** Start Input records **

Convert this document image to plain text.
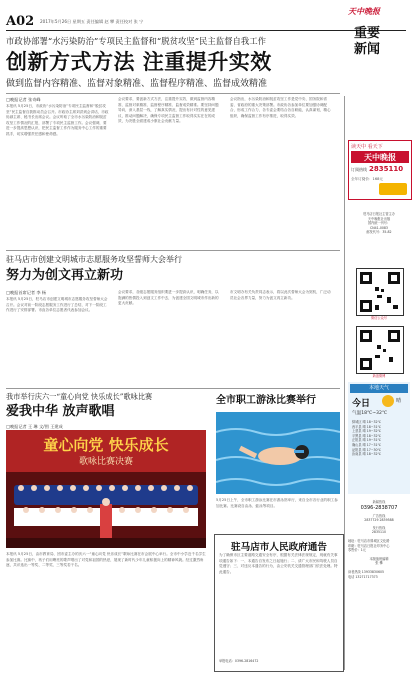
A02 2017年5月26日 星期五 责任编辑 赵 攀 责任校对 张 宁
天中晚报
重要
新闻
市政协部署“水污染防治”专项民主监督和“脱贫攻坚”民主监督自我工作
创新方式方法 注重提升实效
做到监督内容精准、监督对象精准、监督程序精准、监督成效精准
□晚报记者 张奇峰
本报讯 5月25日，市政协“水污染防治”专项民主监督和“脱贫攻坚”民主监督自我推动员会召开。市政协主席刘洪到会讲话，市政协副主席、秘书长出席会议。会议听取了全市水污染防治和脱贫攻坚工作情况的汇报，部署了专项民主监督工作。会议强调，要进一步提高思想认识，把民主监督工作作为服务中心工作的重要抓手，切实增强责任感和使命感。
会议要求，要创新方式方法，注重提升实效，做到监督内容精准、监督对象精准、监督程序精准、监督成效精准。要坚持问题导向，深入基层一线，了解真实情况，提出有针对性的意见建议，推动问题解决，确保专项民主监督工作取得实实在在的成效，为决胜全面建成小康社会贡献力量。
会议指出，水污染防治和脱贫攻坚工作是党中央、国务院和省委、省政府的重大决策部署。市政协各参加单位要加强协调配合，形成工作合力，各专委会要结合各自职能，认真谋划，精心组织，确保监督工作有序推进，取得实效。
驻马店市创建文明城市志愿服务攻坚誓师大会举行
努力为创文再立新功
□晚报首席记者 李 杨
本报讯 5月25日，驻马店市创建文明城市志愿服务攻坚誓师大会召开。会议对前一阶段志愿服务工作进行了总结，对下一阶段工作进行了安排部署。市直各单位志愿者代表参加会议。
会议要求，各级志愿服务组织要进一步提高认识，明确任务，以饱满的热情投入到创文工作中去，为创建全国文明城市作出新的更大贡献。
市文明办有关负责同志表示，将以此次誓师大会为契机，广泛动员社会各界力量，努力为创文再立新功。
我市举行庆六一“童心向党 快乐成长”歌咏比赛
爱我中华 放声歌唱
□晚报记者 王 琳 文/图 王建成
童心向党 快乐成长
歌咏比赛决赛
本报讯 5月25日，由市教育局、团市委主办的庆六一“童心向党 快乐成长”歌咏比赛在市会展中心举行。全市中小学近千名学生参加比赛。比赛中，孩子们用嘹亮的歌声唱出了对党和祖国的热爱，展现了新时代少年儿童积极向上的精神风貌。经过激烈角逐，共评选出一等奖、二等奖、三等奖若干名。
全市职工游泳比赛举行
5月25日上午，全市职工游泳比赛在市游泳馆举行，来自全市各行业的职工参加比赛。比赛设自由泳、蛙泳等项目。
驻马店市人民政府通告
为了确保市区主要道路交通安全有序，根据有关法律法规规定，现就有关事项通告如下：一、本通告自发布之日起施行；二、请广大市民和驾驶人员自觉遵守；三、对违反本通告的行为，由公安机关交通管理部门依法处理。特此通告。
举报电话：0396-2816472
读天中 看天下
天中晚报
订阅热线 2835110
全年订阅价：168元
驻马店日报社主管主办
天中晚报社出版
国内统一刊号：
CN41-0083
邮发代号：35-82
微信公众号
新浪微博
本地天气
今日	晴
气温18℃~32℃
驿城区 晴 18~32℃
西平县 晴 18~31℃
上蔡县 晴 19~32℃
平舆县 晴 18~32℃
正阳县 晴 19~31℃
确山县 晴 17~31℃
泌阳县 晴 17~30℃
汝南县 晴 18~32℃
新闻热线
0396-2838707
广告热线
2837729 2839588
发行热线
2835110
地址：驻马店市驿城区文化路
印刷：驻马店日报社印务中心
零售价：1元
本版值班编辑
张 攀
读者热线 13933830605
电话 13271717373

** End Input records **
** Start Input records **

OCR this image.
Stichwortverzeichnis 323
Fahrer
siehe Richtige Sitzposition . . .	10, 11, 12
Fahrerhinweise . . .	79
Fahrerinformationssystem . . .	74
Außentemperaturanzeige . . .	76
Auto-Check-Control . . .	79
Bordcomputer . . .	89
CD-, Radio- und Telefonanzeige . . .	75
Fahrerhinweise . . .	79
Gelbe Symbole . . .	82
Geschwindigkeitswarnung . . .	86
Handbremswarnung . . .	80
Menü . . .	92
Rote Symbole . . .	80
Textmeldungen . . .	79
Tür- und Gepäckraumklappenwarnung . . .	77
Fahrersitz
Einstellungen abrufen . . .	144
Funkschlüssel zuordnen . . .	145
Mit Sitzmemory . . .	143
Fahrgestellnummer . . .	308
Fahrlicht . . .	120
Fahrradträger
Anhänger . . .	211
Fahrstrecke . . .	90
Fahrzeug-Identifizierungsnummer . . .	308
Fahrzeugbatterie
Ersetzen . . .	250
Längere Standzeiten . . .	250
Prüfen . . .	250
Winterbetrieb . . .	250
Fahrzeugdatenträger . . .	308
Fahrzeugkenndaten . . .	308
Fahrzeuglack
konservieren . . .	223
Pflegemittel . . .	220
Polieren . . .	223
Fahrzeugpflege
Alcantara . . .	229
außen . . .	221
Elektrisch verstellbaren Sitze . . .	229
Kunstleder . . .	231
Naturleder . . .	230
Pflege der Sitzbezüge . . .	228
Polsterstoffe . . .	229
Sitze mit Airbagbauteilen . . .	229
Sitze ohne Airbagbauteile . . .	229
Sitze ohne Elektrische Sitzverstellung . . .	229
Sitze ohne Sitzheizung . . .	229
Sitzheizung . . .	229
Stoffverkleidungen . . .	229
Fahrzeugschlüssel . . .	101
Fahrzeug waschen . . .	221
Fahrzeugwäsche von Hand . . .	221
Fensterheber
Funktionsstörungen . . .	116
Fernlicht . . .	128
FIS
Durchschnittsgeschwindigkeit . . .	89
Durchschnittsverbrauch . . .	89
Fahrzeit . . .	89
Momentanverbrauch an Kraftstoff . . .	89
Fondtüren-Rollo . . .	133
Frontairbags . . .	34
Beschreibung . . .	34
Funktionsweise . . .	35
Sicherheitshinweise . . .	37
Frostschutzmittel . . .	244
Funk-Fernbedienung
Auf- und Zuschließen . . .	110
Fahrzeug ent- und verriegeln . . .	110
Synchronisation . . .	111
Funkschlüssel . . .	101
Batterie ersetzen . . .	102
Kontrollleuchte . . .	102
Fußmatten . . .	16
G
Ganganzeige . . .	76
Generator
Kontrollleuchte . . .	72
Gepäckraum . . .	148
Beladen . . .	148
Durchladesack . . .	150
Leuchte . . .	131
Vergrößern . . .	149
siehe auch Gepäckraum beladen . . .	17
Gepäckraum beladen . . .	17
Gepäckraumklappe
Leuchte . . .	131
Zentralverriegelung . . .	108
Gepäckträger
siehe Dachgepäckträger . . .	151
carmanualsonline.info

** End Input records **
** Start Input records **

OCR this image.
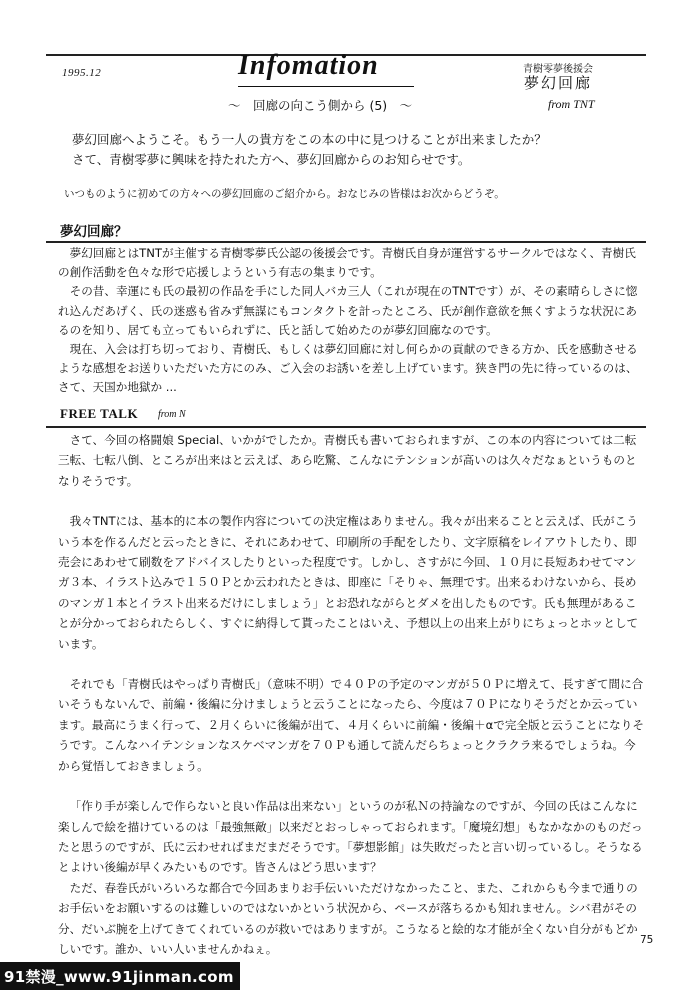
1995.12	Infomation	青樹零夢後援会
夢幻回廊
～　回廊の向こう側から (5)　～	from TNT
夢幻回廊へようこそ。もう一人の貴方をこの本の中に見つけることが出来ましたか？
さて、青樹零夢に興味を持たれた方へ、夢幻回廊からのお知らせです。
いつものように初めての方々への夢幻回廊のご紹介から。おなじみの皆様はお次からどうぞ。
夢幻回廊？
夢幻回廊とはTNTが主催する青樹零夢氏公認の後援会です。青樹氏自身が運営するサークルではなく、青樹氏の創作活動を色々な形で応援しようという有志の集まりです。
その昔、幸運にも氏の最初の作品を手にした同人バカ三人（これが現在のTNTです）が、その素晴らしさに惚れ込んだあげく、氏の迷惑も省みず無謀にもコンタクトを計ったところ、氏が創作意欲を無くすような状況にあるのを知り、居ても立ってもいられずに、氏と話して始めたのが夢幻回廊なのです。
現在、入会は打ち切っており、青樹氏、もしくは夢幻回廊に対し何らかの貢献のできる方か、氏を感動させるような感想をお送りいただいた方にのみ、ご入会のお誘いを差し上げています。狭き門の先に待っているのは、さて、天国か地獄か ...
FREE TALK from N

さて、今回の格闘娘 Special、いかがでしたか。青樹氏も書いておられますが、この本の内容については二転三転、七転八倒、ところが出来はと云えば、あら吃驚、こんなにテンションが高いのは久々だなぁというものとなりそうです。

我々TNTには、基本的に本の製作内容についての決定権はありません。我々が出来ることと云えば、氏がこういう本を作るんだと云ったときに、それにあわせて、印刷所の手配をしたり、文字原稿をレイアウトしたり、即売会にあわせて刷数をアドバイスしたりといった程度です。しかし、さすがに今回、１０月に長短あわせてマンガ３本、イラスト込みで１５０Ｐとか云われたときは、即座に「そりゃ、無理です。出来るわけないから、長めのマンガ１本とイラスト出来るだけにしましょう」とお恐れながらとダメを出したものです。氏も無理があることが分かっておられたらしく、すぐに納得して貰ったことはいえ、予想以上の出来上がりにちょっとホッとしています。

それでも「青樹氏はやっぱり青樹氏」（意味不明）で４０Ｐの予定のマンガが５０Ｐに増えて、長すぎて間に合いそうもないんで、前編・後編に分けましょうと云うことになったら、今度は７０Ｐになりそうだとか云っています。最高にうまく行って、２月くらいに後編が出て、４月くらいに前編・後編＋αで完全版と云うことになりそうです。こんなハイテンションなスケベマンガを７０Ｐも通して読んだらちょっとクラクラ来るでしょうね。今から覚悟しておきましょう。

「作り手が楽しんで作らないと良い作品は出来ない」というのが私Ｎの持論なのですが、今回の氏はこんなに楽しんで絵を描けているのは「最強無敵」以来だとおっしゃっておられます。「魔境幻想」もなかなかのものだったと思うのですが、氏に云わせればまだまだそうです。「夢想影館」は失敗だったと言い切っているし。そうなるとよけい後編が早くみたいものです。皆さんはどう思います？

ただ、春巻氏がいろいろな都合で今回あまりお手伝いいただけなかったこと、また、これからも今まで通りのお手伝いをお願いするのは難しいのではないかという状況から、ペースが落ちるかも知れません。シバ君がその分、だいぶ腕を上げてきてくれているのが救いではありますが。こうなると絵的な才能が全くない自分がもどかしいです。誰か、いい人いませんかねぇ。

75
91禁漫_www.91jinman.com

** End Input records **

# What is being asked
Gather each line of the records holding the string "注重提升实效".

# Problem solution
创新方式方法 注重提升实效
会议要求，要创新方式方法，注重提升实效，做到监督内容精准、监督对象精准、监督程序精准、监督成效精准。要坚持问题导向，深入基层一线，了解真实情况，提出有针对性的意见建议，推动问题解决，确保专项民主监督工作取得实实在在的成效，为决胜全面建成小康社会贡献力量。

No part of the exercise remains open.